# Entries supplied
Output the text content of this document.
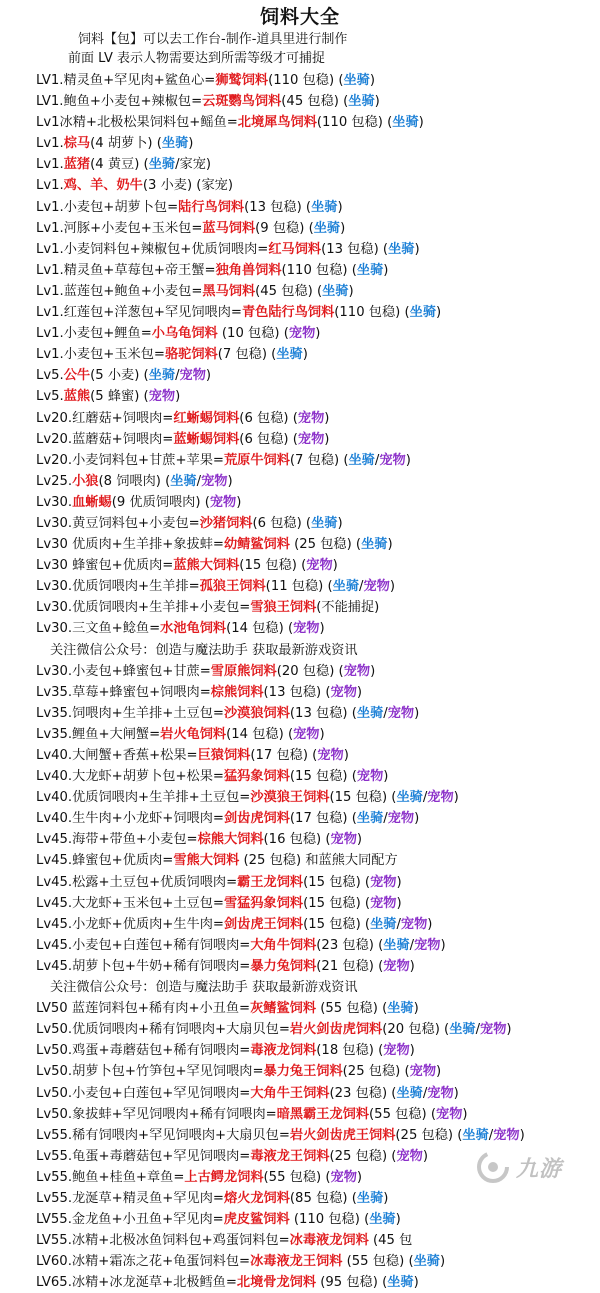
饲料大全
饲料【包】可以去工作台-制作-道具里进行制作
前面 LV 表示人物需要达到所需等级才可捕捉
LV1.精灵鱼+罕见肉+鲨鱼心=狮鹫饲料(110 包稳) (坐骑)
LV1.鲍鱼+小麦包+辣椒包=云斑鹦鸟饲料(45 包稳) (坐骑)
Lv1冰精+北极松果饲料包+鳐鱼=北境犀鸟饲料(110 包稳) (坐骑)
Lv1.棕马(4 胡萝卜) (坐骑)
Lv1.蓝猪(4 黄豆) (坐骑/家宠)
Lv1.鸡、羊、奶牛(3 小麦) (家宠)
Lv1.小麦包+胡萝卜包=陆行鸟饲料(13 包稳) (坐骑)
Lv1.河豚+小麦包+玉米包=蓝马饲料(9 包稳) (坐骑)
Lv1.小麦饲料包+辣椒包+优质饲喂肉=红马饲料(13 包稳) (坐骑)
Lv1.精灵鱼+草莓包+帝王蟹=独角兽饲料(110 包稳) (坐骑)
Lv1.蓝莲包+鲍鱼+小麦包=黑马饲料(45 包稳) (坐骑)
Lv1.红莲包+洋葱包+罕见饲喂肉=青色陆行鸟饲料(110 包稳) (坐骑)
Lv1.小麦包+鲤鱼=小乌龟饲料 (10 包稳) (宠物)
Lv1.小麦包+玉米包=骆驼饲料(7 包稳) (坐骑)
Lv5.公牛(5 小麦) (坐骑/宠物)
Lv5.蓝熊(5 蜂蜜) (宠物)
Lv20.红蘑菇+饲喂肉=红蜥蜴饲料(6 包稳) (宠物)
Lv20.蓝蘑菇+饲喂肉=蓝蜥蜴饲料(6 包稳) (宠物)
Lv20.小麦饲料包+甘蔗+苹果=荒原牛饲料(7 包稳) (坐骑/宠物)
Lv25.小狼(8 饲喂肉) (坐骑/宠物)
Lv30.血蜥蜴(9 优质饲喂肉) (宠物)
Lv30.黄豆饲料包+小麦包=沙猪饲料(6 包稳) (坐骑)
Lv30 优质肉+生羊排+象拔蚌=幼鲭鲨饲料 (25 包稳) (坐骑)
Lv30 蜂蜜包+优质肉=蓝熊大饲料(15 包稳) (宠物)
Lv30.优质饲喂肉+生羊排=孤狼王饲料(11 包稳) (坐骑/宠物)
Lv30.优质饲喂肉+生羊排+小麦包=雪狼王饲料(不能捕捉)
Lv30.三文鱼+鲶鱼=水池龟饲料(14 包稳) (宠物)
关注微信公众号：创造与魔法助手 获取最新游戏资讯
Lv30.小麦包+蜂蜜包+甘蔗=雪原熊饲料(20 包稳) (宠物)
Lv35.草莓+蜂蜜包+饲喂肉=棕熊饲料(13 包稳) (宠物)
Lv35.饲喂肉+生羊排+土豆包=沙漠狼饲料(13 包稳) (坐骑/宠物)
Lv35.鲤鱼+大闸蟹=岩火龟饲料(14 包稳) (宠物)
Lv40.大闸蟹+香蕉+松果=巨猿饲料(17 包稳) (宠物)
Lv40.大龙虾+胡萝卜包+松果=猛犸象饲料(15 包稳) (宠物)
Lv40.优质饲喂肉+生羊排+土豆包=沙漠狼王饲料(15 包稳) (坐骑/宠物)
Lv40.生牛肉+小龙虾+饲喂肉=剑齿虎饲料(17 包稳) (坐骑/宠物)
Lv45.海带+带鱼+小麦包=棕熊大饲料(16 包稳) (宠物)
Lv45.蜂蜜包+优质肉=雪熊大饲料 (25 包稳) 和蓝熊大同配方
Lv45.松露+土豆包+优质饲喂肉=霸王龙饲料(15 包稳) (宠物)
Lv45.大龙虾+玉米包+土豆包=雪猛犸象饲料(15 包稳) (宠物)
Lv45.小龙虾+优质肉+生牛肉=剑齿虎王饲料(15 包稳) (坐骑/宠物)
Lv45.小麦包+白莲包+稀有饲喂肉=大角牛饲料(23 包稳) (坐骑/宠物)
Lv45.胡萝卜包+牛奶+稀有饲喂肉=暴力兔饲料(21 包稳) (宠物)
关注微信公众号：创造与魔法助手 获取最新游戏资讯
LV50 蓝莲饲料包+稀有肉+小丑鱼=灰鳍鲨饲料 (55 包稳) (坐骑)
Lv50.优质饲喂肉+稀有饲喂肉+大扇贝包=岩火剑齿虎饲料(20 包稳) (坐骑/宠物)
Lv50.鸡蛋+毒蘑菇包+稀有饲喂肉=毒液龙饲料(18 包稳) (宠物)
Lv50.胡萝卜包+竹笋包+罕见饲喂肉=暴力兔王饲料(25 包稳) (宠物)
Lv50.小麦包+白莲包+罕见饲喂肉=大角牛王饲料(23 包稳) (坐骑/宠物)
Lv50.象拔蚌+罕见饲喂肉+稀有饲喂肉=暗黑霸王龙饲料(55 包稳) (宠物)
Lv55.稀有饲喂肉+罕见饲喂肉+大扇贝包=岩火剑齿虎王饲料(25 包稳) (坐骑/宠物)
Lv55.龟蛋+毒蘑菇包+罕见饲喂肉=毒液龙王饲料(25 包稳) (宠物)
Lv55.鲍鱼+桂鱼+章鱼=上古鳄龙饲料(55 包稳) (宠物)
Lv55.龙涎草+精灵鱼+罕见肉=熔火龙饲料(85 包稳) (坐骑)
LV55.金龙鱼+小丑鱼+罕见肉=虎皮鲨饲料 (110 包稳) (坐骑)
LV55.冰精+北极冰鱼饲料包+鸡蛋饲料包=冰毒液龙饲料 (45 包
LV60.冰精+霜冻之花+龟蛋饲料包=冰毒液龙王饲料 (55 包稳) (坐骑)
LV65.冰精+冰龙涎草+北极鳕鱼=北境骨龙饲料 (95 包稳) (坐骑)
九游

# Request
Pictures in the records should not appear in your copy, but everything else must be transcribed exactly.

# Written response
Output the text content of this document.
饲料大全
饲料【包】可以去工作台-制作-道具里进行制作
前面 LV 表示人物需要达到所需等级才可捕捉
LV1.精灵鱼+罕见肉+鲨鱼心=狮鹫饲料(110 包稳) (坐骑)
LV1.鲍鱼+小麦包+辣椒包=云斑鹦鸟饲料(45 包稳) (坐骑)
Lv1冰精+北极松果饲料包+鳐鱼=北境犀鸟饲料(110 包稳) (坐骑)
Lv1.棕马(4 胡萝卜) (坐骑)
Lv1.蓝猪(4 黄豆) (坐骑/家宠)
Lv1.鸡、羊、奶牛(3 小麦) (家宠)
Lv1.小麦包+胡萝卜包=陆行鸟饲料(13 包稳) (坐骑)
Lv1.河豚+小麦包+玉米包=蓝马饲料(9 包稳) (坐骑)
Lv1.小麦饲料包+辣椒包+优质饲喂肉=红马饲料(13 包稳) (坐骑)
Lv1.精灵鱼+草莓包+帝王蟹=独角兽饲料(110 包稳) (坐骑)
Lv1.蓝莲包+鲍鱼+小麦包=黑马饲料(45 包稳) (坐骑)
Lv1.红莲包+洋葱包+罕见饲喂肉=青色陆行鸟饲料(110 包稳) (坐骑)
Lv1.小麦包+鲤鱼=小乌龟饲料 (10 包稳) (宠物)
Lv1.小麦包+玉米包=骆驼饲料(7 包稳) (坐骑)
Lv5.公牛(5 小麦) (坐骑/宠物)
Lv5.蓝熊(5 蜂蜜) (宠物)
Lv20.红蘑菇+饲喂肉=红蜥蜴饲料(6 包稳) (宠物)
Lv20.蓝蘑菇+饲喂肉=蓝蜥蜴饲料(6 包稳) (宠物)
Lv20.小麦饲料包+甘蔗+苹果=荒原牛饲料(7 包稳) (坐骑/宠物)
Lv25.小狼(8 饲喂肉) (坐骑/宠物)
Lv30.血蜥蜴(9 优质饲喂肉) (宠物)
Lv30.黄豆饲料包+小麦包=沙猪饲料(6 包稳) (坐骑)
Lv30 优质肉+生羊排+象拔蚌=幼鲭鲨饲料 (25 包稳) (坐骑)
Lv30 蜂蜜包+优质肉=蓝熊大饲料(15 包稳) (宠物)
Lv30.优质饲喂肉+生羊排=孤狼王饲料(11 包稳) (坐骑/宠物)
Lv30.优质饲喂肉+生羊排+小麦包=雪狼王饲料(不能捕捉)
Lv30.三文鱼+鲶鱼=水池龟饲料(14 包稳) (宠物)
关注微信公众号：创造与魔法助手 获取最新游戏资讯
Lv30.小麦包+蜂蜜包+甘蔗=雪原熊饲料(20 包稳) (宠物)
Lv35.草莓+蜂蜜包+饲喂肉=棕熊饲料(13 包稳) (宠物)
Lv35.饲喂肉+生羊排+土豆包=沙漠狼饲料(13 包稳) (坐骑/宠物)
Lv35.鲤鱼+大闸蟹=岩火龟饲料(14 包稳) (宠物)
Lv40.大闸蟹+香蕉+松果=巨猿饲料(17 包稳) (宠物)
Lv40.大龙虾+胡萝卜包+松果=猛犸象饲料(15 包稳) (宠物)
Lv40.优质饲喂肉+生羊排+土豆包=沙漠狼王饲料(15 包稳) (坐骑/宠物)
Lv40.生牛肉+小龙虾+饲喂肉=剑齿虎饲料(17 包稳) (坐骑/宠物)
Lv45.海带+带鱼+小麦包=棕熊大饲料(16 包稳) (宠物)
Lv45.蜂蜜包+优质肉=雪熊大饲料 (25 包稳) 和蓝熊大同配方
Lv45.松露+土豆包+优质饲喂肉=霸王龙饲料(15 包稳) (宠物)
Lv45.大龙虾+玉米包+土豆包=雪猛犸象饲料(15 包稳) (宠物)
Lv45.小龙虾+优质肉+生牛肉=剑齿虎王饲料(15 包稳) (坐骑/宠物)
Lv45.小麦包+白莲包+稀有饲喂肉=大角牛饲料(23 包稳) (坐骑/宠物)
Lv45.胡萝卜包+牛奶+稀有饲喂肉=暴力兔饲料(21 包稳) (宠物)
关注微信公众号：创造与魔法助手 获取最新游戏资讯
LV50 蓝莲饲料包+稀有肉+小丑鱼=灰鳍鲨饲料 (55 包稳) (坐骑)
Lv50.优质饲喂肉+稀有饲喂肉+大扇贝包=岩火剑齿虎饲料(20 包稳) (坐骑/宠物)
Lv50.鸡蛋+毒蘑菇包+稀有饲喂肉=毒液龙饲料(18 包稳) (宠物)
Lv50.胡萝卜包+竹笋包+罕见饲喂肉=暴力兔王饲料(25 包稳) (宠物)
Lv50.小麦包+白莲包+罕见饲喂肉=大角牛王饲料(23 包稳) (坐骑/宠物)
Lv50.象拔蚌+罕见饲喂肉+稀有饲喂肉=暗黑霸王龙饲料(55 包稳) (宠物)
Lv55.稀有饲喂肉+罕见饲喂肉+大扇贝包=岩火剑齿虎王饲料(25 包稳) (坐骑/宠物)
Lv55.龟蛋+毒蘑菇包+罕见饲喂肉=毒液龙王饲料(25 包稳) (宠物)
Lv55.鲍鱼+桂鱼+章鱼=上古鳄龙饲料(55 包稳) (宠物)
Lv55.龙涎草+精灵鱼+罕见肉=熔火龙饲料(85 包稳) (坐骑)
LV55.金龙鱼+小丑鱼+罕见肉=虎皮鲨饲料 (110 包稳) (坐骑)
LV55.冰精+北极冰鱼饲料包+鸡蛋饲料包=冰毒液龙饲料 (45 包
LV60.冰精+霜冻之花+龟蛋饲料包=冰毒液龙王饲料 (55 包稳) (坐骑)
LV65.冰精+冰龙涎草+北极鳕鱼=北境骨龙饲料 (95 包稳) (坐骑)
九游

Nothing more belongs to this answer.